■ YOUR TASK: In the data, extract each line that holds the string "JSON".

--- Begin ---

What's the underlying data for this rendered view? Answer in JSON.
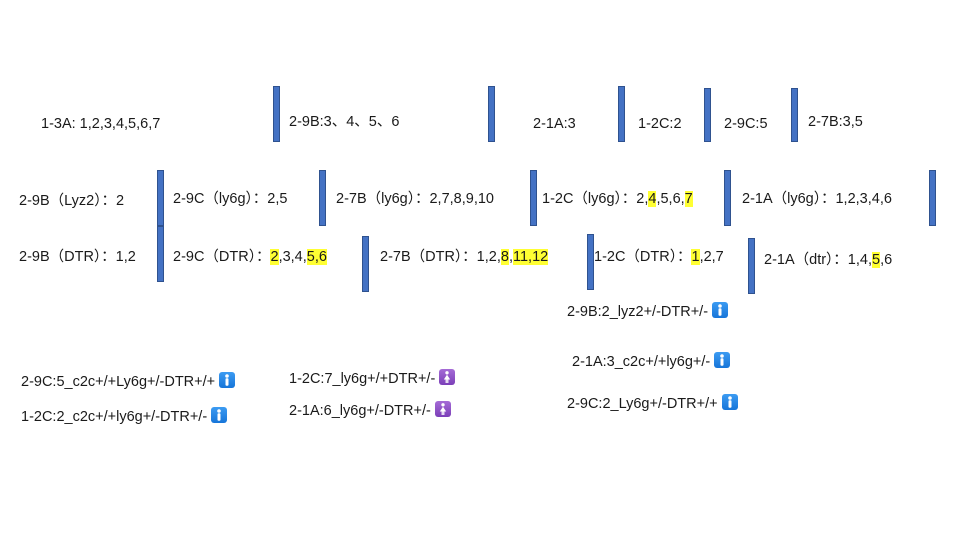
{
  "row1": {
    "a": "1-3A:  1,2,3,4,5,6,7",
    "b": "2-9B:3、4、5、6",
    "c": "2-1A:3",
    "d": "1-2C:2",
    "e": "2-9C:5",
    "f": "2-7B:3,5"
  },
  "row2": {
    "a_pre": "2-9B（Lyz2）：2",
    "b_pre": "2-9C（ly6g）：2,5",
    "c_pre": "2-7B（ly6g）：2,7,8,9,10",
    "d_pre": "1-2C（ly6g）：2,",
    "d_h1": "4",
    "d_mid": ",5,6,",
    "d_h2": "7",
    "e_pre": "2-1A（ly6g）：1,2,3,4,6"
  },
  "row3": {
    "a_pre": "2-9B（DTR）：1,2",
    "b_pre": "2-9C（DTR）：",
    "b_h1": "2",
    "b_mid": ",3,4,",
    "b_h2": "5,6",
    "c_pre": "2-7B（DTR）：1,2,",
    "c_h1": "8",
    "c_mid": ",",
    "c_h2": "11,12",
    "d_pre": "1-2C（DTR）：",
    "d_h1": "1",
    "d_post": ",2,7",
    "e_pre": "2-1A（dtr）：1,4,",
    "e_h1": "5",
    "e_post": ",6"
  },
  "genotypes": {
    "g1": "2-9B:2_lyz2+/-DTR+/-",
    "g2": "2-1A:3_c2c+/+ly6g+/-",
    "g3": "2-9C:2_Ly6g+/-DTR+/+",
    "g4": "2-9C:5_c2c+/+Ly6g+/-DTR+/+",
    "g5": "1-2C:2_c2c+/+ly6g+/-DTR+/-",
    "g6": "1-2C:7_ly6g+/+DTR+/-",
    "g7": "2-1A:6_ly6g+/-DTR+/-"
  },
  "icons": {
    "male": "male-sign-icon",
    "female": "female-sign-icon"
  },
  "colors": {
    "highlight": "#ffff33",
    "bar": "#4472c4"
  }
}
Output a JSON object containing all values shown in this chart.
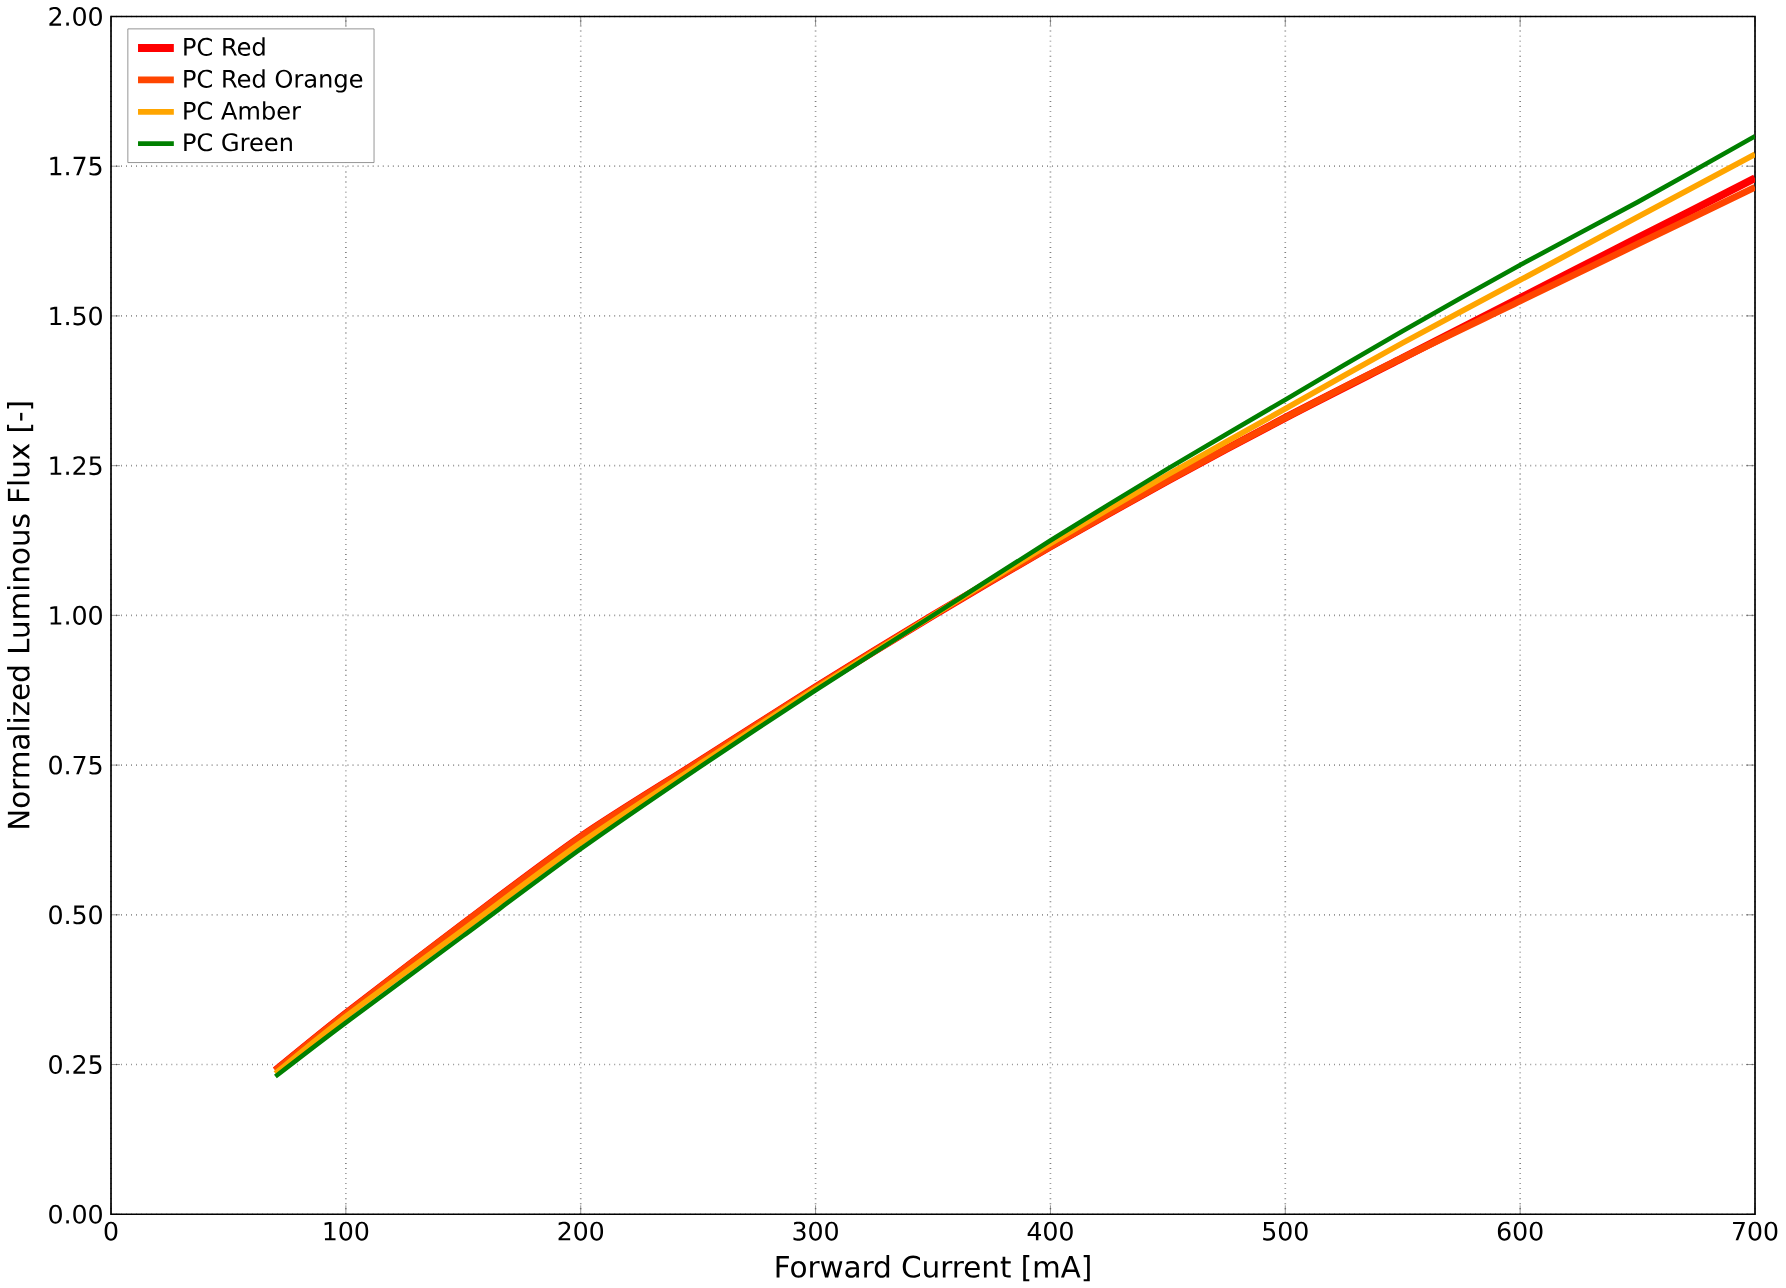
{
  "chart_data": {
    "type": "line",
    "xlabel": "Forward Current [mA]",
    "ylabel": "Normalized Luminous Flux [-]",
    "x": [
      70,
      100,
      150,
      200,
      250,
      300,
      350,
      400,
      450,
      500,
      550,
      600,
      650,
      700
    ],
    "series": [
      {
        "name": "PC Red",
        "color": "#ff0000",
        "values": [
          0.24,
          0.335,
          0.485,
          0.63,
          0.755,
          0.88,
          1.0,
          1.115,
          1.225,
          1.33,
          1.43,
          1.53,
          1.63,
          1.73
        ]
      },
      {
        "name": "PC Red Orange",
        "color": "#ff4500",
        "values": [
          0.24,
          0.335,
          0.485,
          0.63,
          0.755,
          0.88,
          1.0,
          1.115,
          1.225,
          1.33,
          1.43,
          1.525,
          1.62,
          1.715
        ]
      },
      {
        "name": "PC Amber",
        "color": "#ffa500",
        "values": [
          0.235,
          0.33,
          0.475,
          0.62,
          0.75,
          0.878,
          1.0,
          1.12,
          1.235,
          1.345,
          1.455,
          1.56,
          1.665,
          1.77
        ]
      },
      {
        "name": "PC Green",
        "color": "#008000",
        "values": [
          0.23,
          0.32,
          0.465,
          0.61,
          0.745,
          0.875,
          1.0,
          1.125,
          1.245,
          1.36,
          1.475,
          1.585,
          1.69,
          1.8
        ]
      }
    ],
    "xlim": [
      0,
      700
    ],
    "ylim": [
      0,
      2
    ],
    "xticks": [
      0,
      100,
      200,
      300,
      400,
      500,
      600,
      700
    ],
    "yticks": [
      {
        "value": 0,
        "label": "0.00"
      },
      {
        "value": 0.25,
        "label": "0.25"
      },
      {
        "value": 0.5,
        "label": "0.50"
      },
      {
        "value": 0.75,
        "label": "0.75"
      },
      {
        "value": 1,
        "label": "1.00"
      },
      {
        "value": 1.25,
        "label": "1.25"
      },
      {
        "value": 1.5,
        "label": "1.50"
      },
      {
        "value": 1.75,
        "label": "1.75"
      },
      {
        "value": 2,
        "label": "2.00"
      }
    ],
    "grid": true,
    "legend": "top left",
    "marker": "none",
    "line_style": "solid"
  }
}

--- End ---

■ TASK SOLUTION:
What's the underlying data for this rendered view? Answer in JSON.
Output a JSON object containing all values shown in this chart.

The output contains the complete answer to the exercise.